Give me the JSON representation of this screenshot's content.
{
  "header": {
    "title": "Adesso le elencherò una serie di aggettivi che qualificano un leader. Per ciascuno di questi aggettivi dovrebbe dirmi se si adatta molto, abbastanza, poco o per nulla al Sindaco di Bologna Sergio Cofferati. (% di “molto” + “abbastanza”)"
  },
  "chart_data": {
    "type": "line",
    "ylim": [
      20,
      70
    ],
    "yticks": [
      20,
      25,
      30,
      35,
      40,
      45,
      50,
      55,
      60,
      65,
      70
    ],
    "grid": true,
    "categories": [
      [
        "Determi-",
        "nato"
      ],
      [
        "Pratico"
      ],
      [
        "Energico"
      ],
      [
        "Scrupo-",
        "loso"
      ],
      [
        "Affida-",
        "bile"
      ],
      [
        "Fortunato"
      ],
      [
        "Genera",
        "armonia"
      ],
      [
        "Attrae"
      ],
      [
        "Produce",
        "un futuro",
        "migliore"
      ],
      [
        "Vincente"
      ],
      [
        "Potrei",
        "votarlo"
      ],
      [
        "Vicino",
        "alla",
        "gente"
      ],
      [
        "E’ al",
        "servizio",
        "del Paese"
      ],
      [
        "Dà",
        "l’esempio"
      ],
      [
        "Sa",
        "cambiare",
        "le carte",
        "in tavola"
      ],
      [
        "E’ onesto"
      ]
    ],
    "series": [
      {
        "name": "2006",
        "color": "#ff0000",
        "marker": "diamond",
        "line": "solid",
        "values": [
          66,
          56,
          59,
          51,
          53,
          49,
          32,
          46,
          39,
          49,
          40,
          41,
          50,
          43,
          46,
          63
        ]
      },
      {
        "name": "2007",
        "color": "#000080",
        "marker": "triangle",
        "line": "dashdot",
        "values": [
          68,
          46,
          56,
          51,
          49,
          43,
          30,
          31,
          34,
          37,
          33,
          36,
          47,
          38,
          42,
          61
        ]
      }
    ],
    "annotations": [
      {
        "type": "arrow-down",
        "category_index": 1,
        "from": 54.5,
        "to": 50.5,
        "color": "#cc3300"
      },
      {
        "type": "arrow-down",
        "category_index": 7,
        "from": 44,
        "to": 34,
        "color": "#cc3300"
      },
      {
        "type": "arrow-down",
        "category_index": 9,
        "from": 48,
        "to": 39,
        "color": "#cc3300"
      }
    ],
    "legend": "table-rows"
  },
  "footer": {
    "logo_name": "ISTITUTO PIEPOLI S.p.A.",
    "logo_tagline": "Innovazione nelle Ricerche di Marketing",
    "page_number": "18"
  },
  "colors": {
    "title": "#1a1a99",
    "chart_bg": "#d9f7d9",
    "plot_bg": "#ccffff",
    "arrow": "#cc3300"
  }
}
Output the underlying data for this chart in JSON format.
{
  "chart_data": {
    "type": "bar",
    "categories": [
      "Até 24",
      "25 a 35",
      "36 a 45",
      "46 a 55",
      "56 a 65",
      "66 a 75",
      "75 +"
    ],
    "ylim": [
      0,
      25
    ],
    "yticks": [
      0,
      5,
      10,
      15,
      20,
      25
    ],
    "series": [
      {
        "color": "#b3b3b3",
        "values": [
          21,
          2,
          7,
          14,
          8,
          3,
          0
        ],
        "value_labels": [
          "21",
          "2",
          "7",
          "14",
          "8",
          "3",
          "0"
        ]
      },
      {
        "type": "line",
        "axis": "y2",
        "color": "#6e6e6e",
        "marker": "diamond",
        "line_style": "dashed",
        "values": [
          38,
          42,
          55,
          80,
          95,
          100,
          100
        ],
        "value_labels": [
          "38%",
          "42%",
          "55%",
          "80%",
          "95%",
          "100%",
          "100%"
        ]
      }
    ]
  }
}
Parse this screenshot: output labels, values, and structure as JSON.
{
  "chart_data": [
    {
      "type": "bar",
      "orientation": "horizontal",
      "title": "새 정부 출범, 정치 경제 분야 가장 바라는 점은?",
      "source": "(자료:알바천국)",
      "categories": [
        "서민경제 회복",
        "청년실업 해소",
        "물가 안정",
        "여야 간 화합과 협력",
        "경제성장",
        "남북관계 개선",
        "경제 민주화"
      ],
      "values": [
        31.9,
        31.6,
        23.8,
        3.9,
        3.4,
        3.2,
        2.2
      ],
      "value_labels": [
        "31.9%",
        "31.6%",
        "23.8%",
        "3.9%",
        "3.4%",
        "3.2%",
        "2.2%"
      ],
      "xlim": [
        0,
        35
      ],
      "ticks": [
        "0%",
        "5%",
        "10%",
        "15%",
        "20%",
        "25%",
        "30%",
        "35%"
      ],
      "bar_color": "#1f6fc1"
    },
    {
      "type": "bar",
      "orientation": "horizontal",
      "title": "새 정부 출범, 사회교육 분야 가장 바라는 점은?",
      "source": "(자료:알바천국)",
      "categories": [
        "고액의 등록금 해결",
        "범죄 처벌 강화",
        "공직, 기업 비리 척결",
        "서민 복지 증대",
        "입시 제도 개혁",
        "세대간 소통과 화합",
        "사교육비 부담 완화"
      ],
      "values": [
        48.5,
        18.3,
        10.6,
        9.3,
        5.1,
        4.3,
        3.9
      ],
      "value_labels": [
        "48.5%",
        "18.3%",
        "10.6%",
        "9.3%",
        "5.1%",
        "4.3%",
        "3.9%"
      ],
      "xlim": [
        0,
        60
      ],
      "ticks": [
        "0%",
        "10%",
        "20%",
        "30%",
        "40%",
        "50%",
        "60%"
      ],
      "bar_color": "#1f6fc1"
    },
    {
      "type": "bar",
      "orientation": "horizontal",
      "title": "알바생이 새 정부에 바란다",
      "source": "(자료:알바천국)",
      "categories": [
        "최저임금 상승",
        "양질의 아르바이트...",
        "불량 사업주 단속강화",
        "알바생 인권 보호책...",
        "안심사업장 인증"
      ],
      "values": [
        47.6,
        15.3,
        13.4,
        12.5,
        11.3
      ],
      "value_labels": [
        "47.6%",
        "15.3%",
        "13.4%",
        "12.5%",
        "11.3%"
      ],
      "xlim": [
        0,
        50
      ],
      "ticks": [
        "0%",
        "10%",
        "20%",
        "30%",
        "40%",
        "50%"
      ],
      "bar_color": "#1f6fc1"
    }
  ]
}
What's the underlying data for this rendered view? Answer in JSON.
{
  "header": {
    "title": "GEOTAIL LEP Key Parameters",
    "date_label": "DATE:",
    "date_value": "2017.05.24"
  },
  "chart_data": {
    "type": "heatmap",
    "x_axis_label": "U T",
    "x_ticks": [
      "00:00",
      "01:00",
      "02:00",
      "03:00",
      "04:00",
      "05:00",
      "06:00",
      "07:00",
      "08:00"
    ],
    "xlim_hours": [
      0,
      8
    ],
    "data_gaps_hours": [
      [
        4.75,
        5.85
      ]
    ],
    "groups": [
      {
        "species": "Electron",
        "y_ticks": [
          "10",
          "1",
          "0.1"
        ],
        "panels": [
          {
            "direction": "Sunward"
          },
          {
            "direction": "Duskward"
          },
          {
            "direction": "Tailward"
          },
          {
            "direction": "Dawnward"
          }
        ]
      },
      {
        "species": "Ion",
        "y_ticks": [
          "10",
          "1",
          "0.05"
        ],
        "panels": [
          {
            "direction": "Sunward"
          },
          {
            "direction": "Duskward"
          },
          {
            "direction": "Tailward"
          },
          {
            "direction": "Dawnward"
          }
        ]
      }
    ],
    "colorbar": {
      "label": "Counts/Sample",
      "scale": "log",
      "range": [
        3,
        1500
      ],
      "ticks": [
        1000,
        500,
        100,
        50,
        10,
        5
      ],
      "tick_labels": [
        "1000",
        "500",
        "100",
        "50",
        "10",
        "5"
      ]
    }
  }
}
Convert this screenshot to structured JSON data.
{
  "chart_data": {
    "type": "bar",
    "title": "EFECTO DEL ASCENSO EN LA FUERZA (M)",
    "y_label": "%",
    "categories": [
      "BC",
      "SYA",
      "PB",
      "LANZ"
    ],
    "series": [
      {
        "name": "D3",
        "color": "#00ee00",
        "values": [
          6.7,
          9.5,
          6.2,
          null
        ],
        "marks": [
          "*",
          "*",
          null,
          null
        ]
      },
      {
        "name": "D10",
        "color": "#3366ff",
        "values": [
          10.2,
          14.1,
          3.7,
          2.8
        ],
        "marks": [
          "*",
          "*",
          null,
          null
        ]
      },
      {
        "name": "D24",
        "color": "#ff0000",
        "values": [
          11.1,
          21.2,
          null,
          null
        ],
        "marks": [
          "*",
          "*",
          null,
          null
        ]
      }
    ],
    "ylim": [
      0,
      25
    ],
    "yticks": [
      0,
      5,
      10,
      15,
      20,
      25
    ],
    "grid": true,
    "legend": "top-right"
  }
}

++++++

→ Task requirements
Show all lines in the entries above where the string "this" appears.

→ Task solution
Give me the JSON representation of this screenshot's content.
Output the underlying data for this chart in JSON format.
Parse this screenshot: output labels, values, and structure as JSON.
What's the underlying data for this rendered view? Answer in JSON.
Convert this screenshot to structured JSON data.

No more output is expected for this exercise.